SHORT EXERCISE
Type every record exactly as it appears.

RECORDS FOR THIS EXERCISE
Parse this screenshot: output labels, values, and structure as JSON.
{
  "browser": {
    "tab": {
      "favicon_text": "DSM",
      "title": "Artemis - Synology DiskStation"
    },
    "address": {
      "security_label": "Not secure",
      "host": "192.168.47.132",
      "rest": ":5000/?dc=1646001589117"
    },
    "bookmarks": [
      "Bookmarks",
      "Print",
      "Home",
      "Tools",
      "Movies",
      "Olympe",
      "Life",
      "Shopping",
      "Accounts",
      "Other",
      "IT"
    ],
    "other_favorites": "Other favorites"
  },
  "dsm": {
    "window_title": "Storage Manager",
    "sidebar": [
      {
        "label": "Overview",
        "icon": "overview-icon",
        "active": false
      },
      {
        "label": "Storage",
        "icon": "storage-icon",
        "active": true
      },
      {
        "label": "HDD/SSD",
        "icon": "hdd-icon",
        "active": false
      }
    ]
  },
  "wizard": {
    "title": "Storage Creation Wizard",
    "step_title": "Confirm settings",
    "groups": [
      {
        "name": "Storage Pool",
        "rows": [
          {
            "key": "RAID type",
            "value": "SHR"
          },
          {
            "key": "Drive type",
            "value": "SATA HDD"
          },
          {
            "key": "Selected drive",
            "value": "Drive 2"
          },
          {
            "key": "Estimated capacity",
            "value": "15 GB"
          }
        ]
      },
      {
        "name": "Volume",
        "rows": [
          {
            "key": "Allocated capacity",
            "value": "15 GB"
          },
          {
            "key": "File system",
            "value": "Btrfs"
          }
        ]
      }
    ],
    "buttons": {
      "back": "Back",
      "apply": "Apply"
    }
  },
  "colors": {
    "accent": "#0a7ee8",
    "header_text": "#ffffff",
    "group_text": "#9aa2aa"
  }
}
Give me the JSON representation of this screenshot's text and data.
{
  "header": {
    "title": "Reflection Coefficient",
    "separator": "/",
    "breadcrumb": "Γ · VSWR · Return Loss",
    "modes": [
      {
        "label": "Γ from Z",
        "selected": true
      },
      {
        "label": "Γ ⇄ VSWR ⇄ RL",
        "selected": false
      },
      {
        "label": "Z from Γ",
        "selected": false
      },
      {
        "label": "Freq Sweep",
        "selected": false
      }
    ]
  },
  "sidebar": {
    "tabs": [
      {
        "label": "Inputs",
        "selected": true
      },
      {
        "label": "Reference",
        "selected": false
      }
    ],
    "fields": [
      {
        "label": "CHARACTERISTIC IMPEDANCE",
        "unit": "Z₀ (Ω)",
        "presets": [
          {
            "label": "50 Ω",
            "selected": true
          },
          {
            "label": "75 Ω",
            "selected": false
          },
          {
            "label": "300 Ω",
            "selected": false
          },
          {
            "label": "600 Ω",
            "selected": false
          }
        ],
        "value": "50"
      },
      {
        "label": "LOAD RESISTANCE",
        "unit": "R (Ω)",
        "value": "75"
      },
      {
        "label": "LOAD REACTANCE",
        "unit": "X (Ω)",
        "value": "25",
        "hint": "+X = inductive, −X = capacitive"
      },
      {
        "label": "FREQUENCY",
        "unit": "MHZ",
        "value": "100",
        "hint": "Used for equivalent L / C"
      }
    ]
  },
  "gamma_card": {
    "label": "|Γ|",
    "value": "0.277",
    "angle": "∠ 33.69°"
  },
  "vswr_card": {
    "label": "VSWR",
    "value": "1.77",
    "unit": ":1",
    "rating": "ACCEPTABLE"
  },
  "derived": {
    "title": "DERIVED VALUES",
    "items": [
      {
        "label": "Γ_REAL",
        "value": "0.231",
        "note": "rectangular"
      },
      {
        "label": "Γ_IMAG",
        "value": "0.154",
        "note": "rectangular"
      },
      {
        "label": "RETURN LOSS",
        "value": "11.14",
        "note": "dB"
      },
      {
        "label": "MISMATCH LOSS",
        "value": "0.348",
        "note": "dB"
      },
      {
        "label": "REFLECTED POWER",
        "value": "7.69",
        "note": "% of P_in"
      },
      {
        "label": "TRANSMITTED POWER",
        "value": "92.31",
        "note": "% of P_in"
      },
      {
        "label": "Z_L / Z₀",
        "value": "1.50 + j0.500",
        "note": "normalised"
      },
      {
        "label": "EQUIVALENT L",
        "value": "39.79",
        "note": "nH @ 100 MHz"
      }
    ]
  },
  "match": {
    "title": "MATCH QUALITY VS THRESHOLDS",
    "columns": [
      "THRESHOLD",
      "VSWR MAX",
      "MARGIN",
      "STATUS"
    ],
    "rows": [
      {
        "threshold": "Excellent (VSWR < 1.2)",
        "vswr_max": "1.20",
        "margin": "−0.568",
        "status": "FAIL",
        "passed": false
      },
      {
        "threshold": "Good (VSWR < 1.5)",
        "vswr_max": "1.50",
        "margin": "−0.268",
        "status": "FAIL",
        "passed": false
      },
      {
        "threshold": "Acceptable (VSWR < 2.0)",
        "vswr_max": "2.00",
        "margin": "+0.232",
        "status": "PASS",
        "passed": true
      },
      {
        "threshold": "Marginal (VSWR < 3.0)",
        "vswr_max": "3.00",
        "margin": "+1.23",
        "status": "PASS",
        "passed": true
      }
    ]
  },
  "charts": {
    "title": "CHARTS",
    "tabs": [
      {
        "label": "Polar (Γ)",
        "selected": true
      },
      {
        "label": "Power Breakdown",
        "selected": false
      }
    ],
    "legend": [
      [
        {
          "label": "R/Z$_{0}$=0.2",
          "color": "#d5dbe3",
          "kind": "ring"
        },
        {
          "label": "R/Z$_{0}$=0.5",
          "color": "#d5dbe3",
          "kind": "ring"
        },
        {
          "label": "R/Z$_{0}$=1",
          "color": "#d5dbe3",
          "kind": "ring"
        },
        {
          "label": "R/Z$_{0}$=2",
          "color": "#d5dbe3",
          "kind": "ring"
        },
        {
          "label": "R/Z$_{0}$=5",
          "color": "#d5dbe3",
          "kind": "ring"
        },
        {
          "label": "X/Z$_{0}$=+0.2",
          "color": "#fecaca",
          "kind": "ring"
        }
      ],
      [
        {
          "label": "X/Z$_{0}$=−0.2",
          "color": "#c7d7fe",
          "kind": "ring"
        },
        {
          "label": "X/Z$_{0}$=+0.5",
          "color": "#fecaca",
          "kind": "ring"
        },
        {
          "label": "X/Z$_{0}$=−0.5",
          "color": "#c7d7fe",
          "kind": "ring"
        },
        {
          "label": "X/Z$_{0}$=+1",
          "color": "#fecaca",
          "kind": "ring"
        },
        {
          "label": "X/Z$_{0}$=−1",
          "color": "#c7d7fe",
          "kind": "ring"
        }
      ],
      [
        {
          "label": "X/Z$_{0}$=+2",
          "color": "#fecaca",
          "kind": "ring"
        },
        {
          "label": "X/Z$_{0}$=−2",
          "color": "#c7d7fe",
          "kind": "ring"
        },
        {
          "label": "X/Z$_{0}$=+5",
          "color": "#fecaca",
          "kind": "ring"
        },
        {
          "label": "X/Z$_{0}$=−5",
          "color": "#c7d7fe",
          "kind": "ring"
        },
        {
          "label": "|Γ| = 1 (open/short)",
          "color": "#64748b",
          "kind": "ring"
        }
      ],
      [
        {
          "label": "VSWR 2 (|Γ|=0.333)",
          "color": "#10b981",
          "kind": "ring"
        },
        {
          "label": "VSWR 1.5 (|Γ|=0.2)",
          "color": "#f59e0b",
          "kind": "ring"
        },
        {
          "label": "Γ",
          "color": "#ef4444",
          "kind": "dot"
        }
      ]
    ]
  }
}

WORKED ANSWER
Parse this screenshot: output labels, values, and structure as JSON.
{
  "browser": {
    "tab": {
      "favicon_text": "DSM",
      "title": "Artemis - Synology DiskStation"
    },
    "address": {
      "security_label": "Not secure",
      "host": "192.168.47.132",
      "rest": ":5000/?dc=1646001589117"
    },
    "bookmarks": [
      "Bookmarks",
      "Print",
      "Home",
      "Tools",
      "Movies",
      "Olympe",
      "Life",
      "Shopping",
      "Accounts",
      "Other",
      "IT"
    ],
    "other_favorites": "Other favorites"
  },
  "dsm": {
    "window_title": "Storage Manager",
    "sidebar": [
      {
        "label": "Overview",
        "icon": "overview-icon",
        "active": false
      },
      {
        "label": "Storage",
        "icon": "storage-icon",
        "active": true
      },
      {
        "label": "HDD/SSD",
        "icon": "hdd-icon",
        "active": false
      }
    ]
  },
  "wizard": {
    "title": "Storage Creation Wizard",
    "step_title": "Confirm settings",
    "groups": [
      {
        "name": "Storage Pool",
        "rows": [
          {
            "key": "RAID type",
            "value": "SHR"
          },
          {
            "key": "Drive type",
            "value": "SATA HDD"
          },
          {
            "key": "Selected drive",
            "value": "Drive 2"
          },
          {
            "key": "Estimated capacity",
            "value": "15 GB"
          }
        ]
      },
      {
        "name": "Volume",
        "rows": [
          {
            "key": "Allocated capacity",
            "value": "15 GB"
          },
          {
            "key": "File system",
            "value": "Btrfs"
          }
        ]
      }
    ],
    "buttons": {
      "back": "Back",
      "apply": "Apply"
    }
  },
  "colors": {
    "accent": "#0a7ee8",
    "header_text": "#ffffff",
    "group_text": "#9aa2aa"
  }
}
Give me the JSON representation of this screenshot's text and data.
{
  "header": {
    "title": "Reflection Coefficient",
    "separator": "/",
    "breadcrumb": "Γ · VSWR · Return Loss",
    "modes": [
      {
        "label": "Γ from Z",
        "selected": true
      },
      {
        "label": "Γ ⇄ VSWR ⇄ RL",
        "selected": false
      },
      {
        "label": "Z from Γ",
        "selected": false
      },
      {
        "label": "Freq Sweep",
        "selected": false
      }
    ]
  },
  "sidebar": {
    "tabs": [
      {
        "label": "Inputs",
        "selected": true
      },
      {
        "label": "Reference",
        "selected": false
      }
    ],
    "fields": [
      {
        "label": "CHARACTERISTIC IMPEDANCE",
        "unit": "Z₀ (Ω)",
        "presets": [
          {
            "label": "50 Ω",
            "selected": true
          },
          {
            "label": "75 Ω",
            "selected": false
          },
          {
            "label": "300 Ω",
            "selected": false
          },
          {
            "label": "600 Ω",
            "selected": false
          }
        ],
        "value": "50"
      },
      {
        "label": "LOAD RESISTANCE",
        "unit": "R (Ω)",
        "value": "75"
      },
      {
        "label": "LOAD REACTANCE",
        "unit": "X (Ω)",
        "value": "25",
        "hint": "+X = inductive, −X = capacitive"
      },
      {
        "label": "FREQUENCY",
        "unit": "MHZ",
        "value": "100",
        "hint": "Used for equivalent L / C"
      }
    ]
  },
  "gamma_card": {
    "label": "|Γ|",
    "value": "0.277",
    "angle": "∠ 33.69°"
  },
  "vswr_card": {
    "label": "VSWR",
    "value": "1.77",
    "unit": ":1",
    "rating": "ACCEPTABLE"
  },
  "derived": {
    "title": "DERIVED VALUES",
    "items": [
      {
        "label": "Γ_REAL",
        "value": "0.231",
        "note": "rectangular"
      },
      {
        "label": "Γ_IMAG",
        "value": "0.154",
        "note": "rectangular"
      },
      {
        "label": "RETURN LOSS",
        "value": "11.14",
        "note": "dB"
      },
      {
        "label": "MISMATCH LOSS",
        "value": "0.348",
        "note": "dB"
      },
      {
        "label": "REFLECTED POWER",
        "value": "7.69",
        "note": "% of P_in"
      },
      {
        "label": "TRANSMITTED POWER",
        "value": "92.31",
        "note": "% of P_in"
      },
      {
        "label": "Z_L / Z₀",
        "value": "1.50 + j0.500",
        "note": "normalised"
      },
      {
        "label": "EQUIVALENT L",
        "value": "39.79",
        "note": "nH @ 100 MHz"
      }
    ]
  },
  "match": {
    "title": "MATCH QUALITY VS THRESHOLDS",
    "columns": [
      "THRESHOLD",
      "VSWR MAX",
      "MARGIN",
      "STATUS"
    ],
    "rows": [
      {
        "threshold": "Excellent (VSWR < 1.2)",
        "vswr_max": "1.20",
        "margin": "−0.568",
        "status": "FAIL",
        "passed": false
      },
      {
        "threshold": "Good (VSWR < 1.5)",
        "vswr_max": "1.50",
        "margin": "−0.268",
        "status": "FAIL",
        "passed": false
      },
      {
        "threshold": "Acceptable (VSWR < 2.0)",
        "vswr_max": "2.00",
        "margin": "+0.232",
        "status": "PASS",
        "passed": true
      },
      {
        "threshold": "Marginal (VSWR < 3.0)",
        "vswr_max": "3.00",
        "margin": "+1.23",
        "status": "PASS",
        "passed": true
      }
    ]
  },
  "charts": {
    "title": "CHARTS",
    "tabs": [
      {
        "label": "Polar (Γ)",
        "selected": true
      },
      {
        "label": "Power Breakdown",
        "selected": false
      }
    ],
    "legend": [
      [
        {
          "label": "R/Z$_{0}$=0.2",
          "color": "#d5dbe3",
          "kind": "ring"
        },
        {
          "label": "R/Z$_{0}$=0.5",
          "color": "#d5dbe3",
          "kind": "ring"
        },
        {
          "label": "R/Z$_{0}$=1",
          "color": "#d5dbe3",
          "kind": "ring"
        },
        {
          "label": "R/Z$_{0}$=2",
          "color": "#d5dbe3",
          "kind": "ring"
        },
        {
          "label": "R/Z$_{0}$=5",
          "color": "#d5dbe3",
          "kind": "ring"
        },
        {
          "label": "X/Z$_{0}$=+0.2",
          "color": "#fecaca",
          "kind": "ring"
        }
      ],
      [
        {
          "label": "X/Z$_{0}$=−0.2",
          "color": "#c7d7fe",
          "kind": "ring"
        },
        {
          "label": "X/Z$_{0}$=+0.5",
          "color": "#fecaca",
          "kind": "ring"
        },
        {
          "label": "X/Z$_{0}$=−0.5",
          "color": "#c7d7fe",
          "kind": "ring"
        },
        {
          "label": "X/Z$_{0}$=+1",
          "color": "#fecaca",
          "kind": "ring"
        },
        {
          "label": "X/Z$_{0}$=−1",
          "color": "#c7d7fe",
          "kind": "ring"
        }
      ],
      [
        {
          "label": "X/Z$_{0}$=+2",
          "color": "#fecaca",
          "kind": "ring"
        },
        {
          "label": "X/Z$_{0}$=−2",
          "color": "#c7d7fe",
          "kind": "ring"
        },
        {
          "label": "X/Z$_{0}$=+5",
          "color": "#fecaca",
          "kind": "ring"
        },
        {
          "label": "X/Z$_{0}$=−5",
          "color": "#c7d7fe",
          "kind": "ring"
        },
        {
          "label": "|Γ| = 1 (open/short)",
          "color": "#64748b",
          "kind": "ring"
        }
      ],
      [
        {
          "label": "VSWR 2 (|Γ|=0.333)",
          "color": "#10b981",
          "kind": "ring"
        },
        {
          "label": "VSWR 1.5 (|Γ|=0.2)",
          "color": "#f59e0b",
          "kind": "ring"
        },
        {
          "label": "Γ",
          "color": "#ef4444",
          "kind": "dot"
        }
      ]
    ]
  }
}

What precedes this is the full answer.